Task set
1. According to the Spark Safe Delta page, what does remove_columns() do when a user specifies a column that doesn't exist?
2. Please extend the Spark Safe Delta page with the next part, picking up after its last sentence.

Skip to main content

Combination of tools that allow more convenient use of PySpark within Azure DataBricks environment.

Project description

# Spark Safe Delta
Combination of tools that allow more convenient use of PySpark within Azure DataBricks environment.

## I. Package contents:
### 1.delta_write_safe
Tool that allows to automatically update schema of DataBricks Delta in case of Changes in data structure

### 2.write_data_mysql
Method writes data into MySQL and takes care of repartitioning in case if it's necessary.

Dependencies:

1. MySQL connector Java 8_0_13
dbfs:/FileStore/jars/7b863f06_67cf_4a51_8f3b_67d414d808b3-Barnymysql_connector_java_8_0_13_4ac45-2f7c7.jar

http://dev.mysql.com/doc/connector-j/en/
https://mvnrepository.com/artifact/mysql/mysql-connector-java

By default, it relies on constant variables outside of method that define MySQL credentials, that can be also specified as a parameters:

* MYSQL_URL
* MYSQL_DRIVER
* MYSQL_USER
* MYSQL_PASSWORD
* MYSQL_SSL_CA_PATH
* MYSQL_QUERY_TIMEOUT

Method Parameters:

* p_spark_dataframe - dataframe to write
* p_mysql_db_name - name of database to write to
* p_mysql_table_name - name of table to write to
* p_num_partitions - amount of partitions, if -1, runs with default amount of partitions defined in spark environment or specific delta

Method default parameters:

p_num_partitions=-1
url=MYSQL_URL,
driver=MYSQL_DRIVER,
user=MYSQL_USER,
password=MYSQL_PASSWORD,
ssl_ca=MYSQL_SSL_CA_PATH,
queryTimeout=MYSQL_QUERY_TIMEOUT

Usage example:

#MySQL settings defined outside of a method below:
MYSQL_DRIVER = "com.mysql.jdbc.Driver"
MYSQL_URL = "jdbc:mysql://hostname:port/database?useUnicode=true&characterEncoding=utf-8&useJDBCCompliantTimezoneShift=true&useLegacyDatetimeCode=false"
MYSQL_QUERY_TIMEOUT = 0

MYSQL_USER = "user@namespace"
MYSQL_PASSWORD = "example_password"
MYSQL_SSL_CA_PATH = "/mnt/alex-experiments-blob/certs/cert.txt"

#Method execution itself
write_data_mysql(p_spark_dataframe=target_data, p_mysql_dbtable=destination_db_name_column_name_construct)

### 3.remove_columns

remove_columns() method removes columns from a specified dataframe.
It will silently return a result even if user specifies column that doesn't exist.
Usage example: destination_df = remove_columns(source_df, "SequenceNumber;Body;Non-existng-column")

### 4.read_mysql

Method allows fetch the table, or a query as a Spark DataFrame.

(Records from a dataset)
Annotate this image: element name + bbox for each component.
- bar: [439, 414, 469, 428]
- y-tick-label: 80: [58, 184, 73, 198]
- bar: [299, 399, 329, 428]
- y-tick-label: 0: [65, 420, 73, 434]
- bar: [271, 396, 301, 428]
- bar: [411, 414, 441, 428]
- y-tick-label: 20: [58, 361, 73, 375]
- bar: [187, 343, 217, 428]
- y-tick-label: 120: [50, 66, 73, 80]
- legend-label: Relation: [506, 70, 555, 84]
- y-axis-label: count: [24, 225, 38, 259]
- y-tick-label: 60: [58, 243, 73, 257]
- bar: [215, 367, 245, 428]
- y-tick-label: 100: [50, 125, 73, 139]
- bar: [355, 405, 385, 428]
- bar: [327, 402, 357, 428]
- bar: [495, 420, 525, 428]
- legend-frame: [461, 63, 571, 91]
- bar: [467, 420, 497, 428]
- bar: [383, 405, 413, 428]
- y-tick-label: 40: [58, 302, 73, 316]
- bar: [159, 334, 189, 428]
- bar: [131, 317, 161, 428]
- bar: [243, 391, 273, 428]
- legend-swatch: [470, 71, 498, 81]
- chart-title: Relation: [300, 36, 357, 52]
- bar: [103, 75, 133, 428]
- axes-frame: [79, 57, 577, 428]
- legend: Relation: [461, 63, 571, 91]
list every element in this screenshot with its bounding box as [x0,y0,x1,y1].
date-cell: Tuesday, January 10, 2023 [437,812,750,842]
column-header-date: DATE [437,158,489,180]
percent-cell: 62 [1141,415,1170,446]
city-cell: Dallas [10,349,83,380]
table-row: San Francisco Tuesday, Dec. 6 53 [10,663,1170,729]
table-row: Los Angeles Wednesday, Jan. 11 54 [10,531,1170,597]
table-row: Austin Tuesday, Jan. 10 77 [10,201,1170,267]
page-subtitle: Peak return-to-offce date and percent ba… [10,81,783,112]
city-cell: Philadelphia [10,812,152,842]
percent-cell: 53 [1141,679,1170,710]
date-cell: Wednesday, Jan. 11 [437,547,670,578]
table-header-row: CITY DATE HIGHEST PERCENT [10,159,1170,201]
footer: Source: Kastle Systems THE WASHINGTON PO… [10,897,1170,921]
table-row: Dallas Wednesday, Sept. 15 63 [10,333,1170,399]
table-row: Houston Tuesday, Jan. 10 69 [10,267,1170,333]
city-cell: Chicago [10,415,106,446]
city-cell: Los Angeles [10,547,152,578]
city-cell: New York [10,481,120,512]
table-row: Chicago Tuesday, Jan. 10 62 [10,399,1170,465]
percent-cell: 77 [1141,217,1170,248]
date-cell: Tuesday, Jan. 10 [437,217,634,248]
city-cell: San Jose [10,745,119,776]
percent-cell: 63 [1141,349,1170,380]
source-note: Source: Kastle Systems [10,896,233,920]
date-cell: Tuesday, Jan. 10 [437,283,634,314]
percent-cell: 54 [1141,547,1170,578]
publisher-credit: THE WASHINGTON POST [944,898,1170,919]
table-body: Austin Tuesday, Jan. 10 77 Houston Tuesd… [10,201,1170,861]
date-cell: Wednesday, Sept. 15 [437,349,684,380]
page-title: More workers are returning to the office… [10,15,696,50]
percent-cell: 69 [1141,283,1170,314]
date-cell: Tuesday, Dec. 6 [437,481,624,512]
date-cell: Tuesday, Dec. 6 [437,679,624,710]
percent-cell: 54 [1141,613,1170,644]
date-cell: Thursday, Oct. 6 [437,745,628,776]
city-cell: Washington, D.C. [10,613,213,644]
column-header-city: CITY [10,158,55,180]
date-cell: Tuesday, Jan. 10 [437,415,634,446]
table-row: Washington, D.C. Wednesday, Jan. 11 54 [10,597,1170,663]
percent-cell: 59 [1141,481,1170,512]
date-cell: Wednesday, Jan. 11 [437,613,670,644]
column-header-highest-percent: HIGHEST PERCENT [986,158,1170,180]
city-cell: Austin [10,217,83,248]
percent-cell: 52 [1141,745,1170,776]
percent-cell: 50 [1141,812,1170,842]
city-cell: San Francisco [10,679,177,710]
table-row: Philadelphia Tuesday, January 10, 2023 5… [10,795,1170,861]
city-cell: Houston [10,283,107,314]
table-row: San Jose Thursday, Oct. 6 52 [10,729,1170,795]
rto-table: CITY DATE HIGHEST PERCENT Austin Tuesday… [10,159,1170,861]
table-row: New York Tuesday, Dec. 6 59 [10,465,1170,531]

Responses
1. It silently returns a result anyway.

2.
Returnws Spark DataFrame as a result.

# Example usage:
read_mysql(table_name=customers)
read_mysql(table_name=h2.customers)
read_mysql(table_name=h2.customers, url=MYSQL_URL, driver=MYSQL_DRIVER, user=MYSQL_USER, password=MYSQL_PASSWORD, ssl_ca=MYSQL_SSL_CA_PATH, queryTimeout=MYSQL_QUERY_TIMEOUT)

### 4.list_available_mysql_tables

Method allows to list all the tables that available to a particular user.
Returnws Spark DataFrame as a result


## Package sample usage:

#!/usr/bin/env python

from sparksafedelta import sparksafedelta
sparksafedelta.delta_write_safe(sp_df_to_write, SP_CONTEXT, DATABRICKS_TABLE_NAME)

Project details


Download files

Download the file for your platform. If you're not sure which to choose, learn more about installing packages.

Source Distribution

SparkSafeDelta-0.4.0.tar.gz (3.4 kB view details)

Uploaded Source

File details

Details for the file SparkSafeDelta-0.4.0.tar.gz.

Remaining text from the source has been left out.